- WHAT YOU SHOULD DO
Leave out the pictures and repeat every record exactly.
[start of GIVEN RECORDS]
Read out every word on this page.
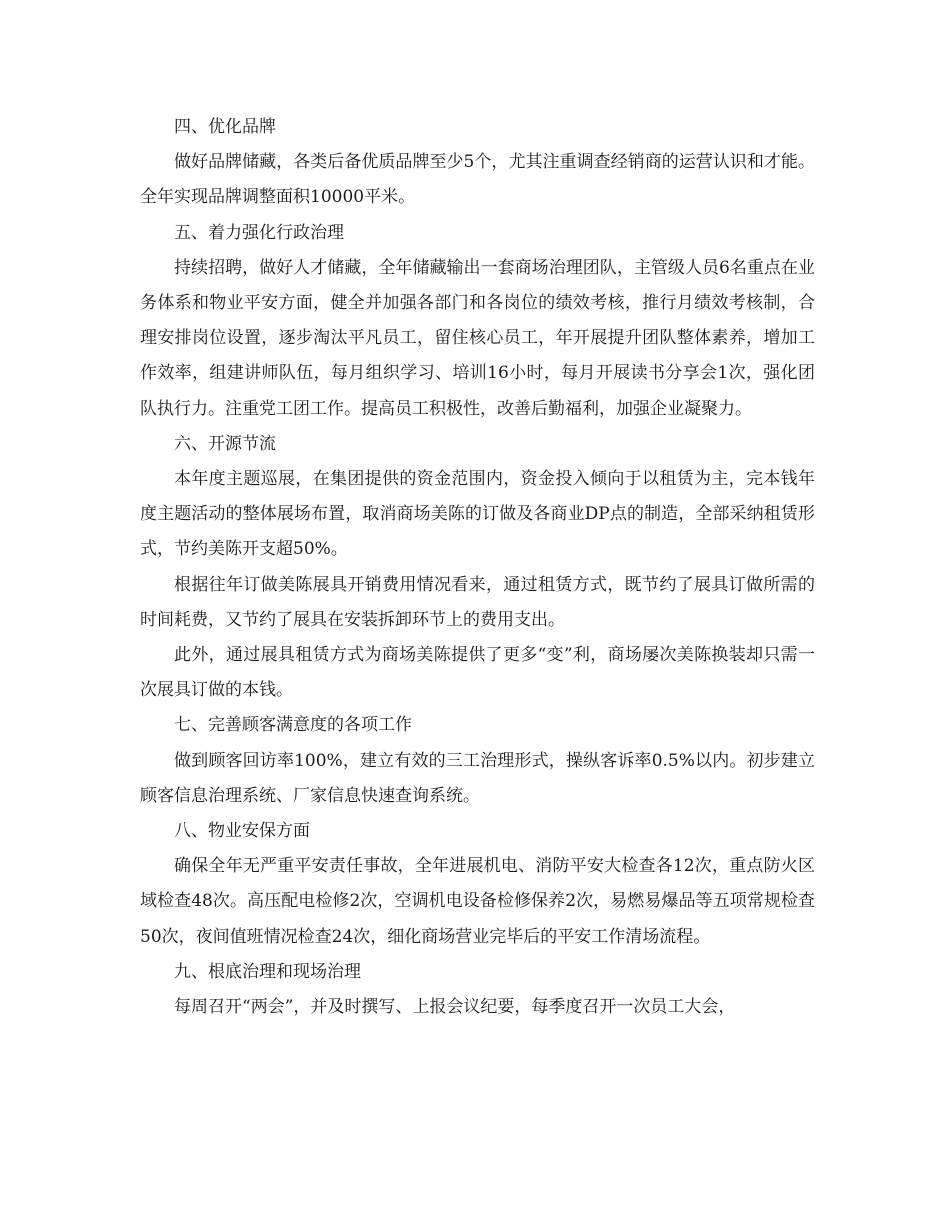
四、优化品牌

做好品牌储藏，各类后备优质品牌至少5个，尤其注重调查经销商的运营认识和才能。全年实现品牌调整面积10000平米。

五、着力强化行政治理

持续招聘，做好人才储藏，全年储藏输出一套商场治理团队，主管级人员6名重点在业务体系和物业平安方面，健全并加强各部门和各岗位的绩效考核，推行月绩效考核制，合理安排岗位设置，逐步淘汰平凡员工，留住核心员工，年开展提升团队整体素养，增加工作效率，组建讲师队伍，每月组织学习、培训16小时，每月开展读书分享会1次，强化团队执行力。注重党工团工作。提高员工积极性，改善后勤福利，加强企业凝聚力。

六、开源节流

本年度主题巡展，在集团提供的资金范围内，资金投入倾向于以租赁为主，完本钱年度主题活动的整体展场布置，取消商场美陈的订做及各商业DP点的制造，全部采纳租赁形式，节约美陈开支超50%。

根据往年订做美陈展具开销费用情况看来，通过租赁方式，既节约了展具订做所需的时间耗费，又节约了展具在安装拆卸环节上的费用支出。

此外，通过展具租赁方式为商场美陈提供了更多“变”利，商场屡次美陈换装却只需一次展具订做的本钱。

七、完善顾客满意度的各项工作

做到顾客回访率100%，建立有效的三工治理形式，操纵客诉率0.5%以内。初步建立顾客信息治理系统、厂家信息快速查询系统。

八、物业安保方面

确保全年无严重平安责任事故，全年进展机电、消防平安大检查各12次，重点防火区域检查48次。高压配电检修2次，空调机电设备检修保养2次，易燃易爆品等五项常规检查50次，夜间值班情况检查24次，细化商场营业完毕后的平安工作清场流程。

九、根底治理和现场治理

每周召开“两会”，并及时撰写、上报会议纪要，每季度召开一次员工大会，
[end of GIVEN RECORDS]
- TASK ANSWER
Read out every word on this page.
四、优化品牌

做好品牌储藏，各类后备优质品牌至少5个，尤其注重调查经销商的运营认识和才能。全年实现品牌调整面积10000平米。

五、着力强化行政治理

持续招聘，做好人才储藏，全年储藏输出一套商场治理团队，主管级人员6名重点在业务体系和物业平安方面，健全并加强各部门和各岗位的绩效考核，推行月绩效考核制，合理安排岗位设置，逐步淘汰平凡员工，留住核心员工，年开展提升团队整体素养，增加工作效率，组建讲师队伍，每月组织学习、培训16小时，每月开展读书分享会1次，强化团队执行力。注重党工团工作。提高员工积极性，改善后勤福利，加强企业凝聚力。

六、开源节流

本年度主题巡展，在集团提供的资金范围内，资金投入倾向于以租赁为主，完本钱年度主题活动的整体展场布置，取消商场美陈的订做及各商业DP点的制造，全部采纳租赁形式，节约美陈开支超50%。

根据往年订做美陈展具开销费用情况看来，通过租赁方式，既节约了展具订做所需的时间耗费，又节约了展具在安装拆卸环节上的费用支出。

此外，通过展具租赁方式为商场美陈提供了更多“变”利，商场屡次美陈换装却只需一次展具订做的本钱。

七、完善顾客满意度的各项工作

做到顾客回访率100%，建立有效的三工治理形式，操纵客诉率0.5%以内。初步建立顾客信息治理系统、厂家信息快速查询系统。

八、物业安保方面

确保全年无严重平安责任事故，全年进展机电、消防平安大检查各12次，重点防火区域检查48次。高压配电检修2次，空调机电设备检修保养2次，易燃易爆品等五项常规检查50次，夜间值班情况检查24次，细化商场营业完毕后的平安工作清场流程。

九、根底治理和现场治理

每周召开“两会”，并及时撰写、上报会议纪要，每季度召开一次员工大会，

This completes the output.